(Items from a dataset)
━━━

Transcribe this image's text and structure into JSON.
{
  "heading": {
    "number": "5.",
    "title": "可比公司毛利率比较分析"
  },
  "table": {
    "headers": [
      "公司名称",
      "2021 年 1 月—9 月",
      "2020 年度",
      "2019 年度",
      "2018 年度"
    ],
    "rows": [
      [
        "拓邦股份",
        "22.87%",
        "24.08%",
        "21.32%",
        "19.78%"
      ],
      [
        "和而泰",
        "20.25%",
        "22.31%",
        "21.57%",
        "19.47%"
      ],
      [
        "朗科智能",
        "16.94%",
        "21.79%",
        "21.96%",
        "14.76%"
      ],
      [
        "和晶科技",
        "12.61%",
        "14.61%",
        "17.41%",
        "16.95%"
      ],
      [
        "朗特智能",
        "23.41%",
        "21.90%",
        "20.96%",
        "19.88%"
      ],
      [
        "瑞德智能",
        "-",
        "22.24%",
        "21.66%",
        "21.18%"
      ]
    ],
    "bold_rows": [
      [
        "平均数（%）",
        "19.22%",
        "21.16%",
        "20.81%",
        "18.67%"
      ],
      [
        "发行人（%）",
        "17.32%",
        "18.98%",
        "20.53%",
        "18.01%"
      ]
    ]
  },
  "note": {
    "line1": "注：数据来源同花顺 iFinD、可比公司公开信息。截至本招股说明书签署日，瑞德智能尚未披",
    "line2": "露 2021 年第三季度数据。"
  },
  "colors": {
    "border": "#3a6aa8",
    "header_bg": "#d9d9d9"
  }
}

━━━

Repeat the data precisely, reproducing every entry.

Full solution:
Transcribe this image's text and structure into JSON.
{
  "heading": {
    "number": "5.",
    "title": "可比公司毛利率比较分析"
  },
  "table": {
    "headers": [
      "公司名称",
      "2021 年 1 月—9 月",
      "2020 年度",
      "2019 年度",
      "2018 年度"
    ],
    "rows": [
      [
        "拓邦股份",
        "22.87%",
        "24.08%",
        "21.32%",
        "19.78%"
      ],
      [
        "和而泰",
        "20.25%",
        "22.31%",
        "21.57%",
        "19.47%"
      ],
      [
        "朗科智能",
        "16.94%",
        "21.79%",
        "21.96%",
        "14.76%"
      ],
      [
        "和晶科技",
        "12.61%",
        "14.61%",
        "17.41%",
        "16.95%"
      ],
      [
        "朗特智能",
        "23.41%",
        "21.90%",
        "20.96%",
        "19.88%"
      ],
      [
        "瑞德智能",
        "-",
        "22.24%",
        "21.66%",
        "21.18%"
      ]
    ],
    "bold_rows": [
      [
        "平均数（%）",
        "19.22%",
        "21.16%",
        "20.81%",
        "18.67%"
      ],
      [
        "发行人（%）",
        "17.32%",
        "18.98%",
        "20.53%",
        "18.01%"
      ]
    ]
  },
  "note": {
    "line1": "注：数据来源同花顺 iFinD、可比公司公开信息。截至本招股说明书签署日，瑞德智能尚未披",
    "line2": "露 2021 年第三季度数据。"
  },
  "colors": {
    "border": "#3a6aa8",
    "header_bg": "#d9d9d9"
  }
}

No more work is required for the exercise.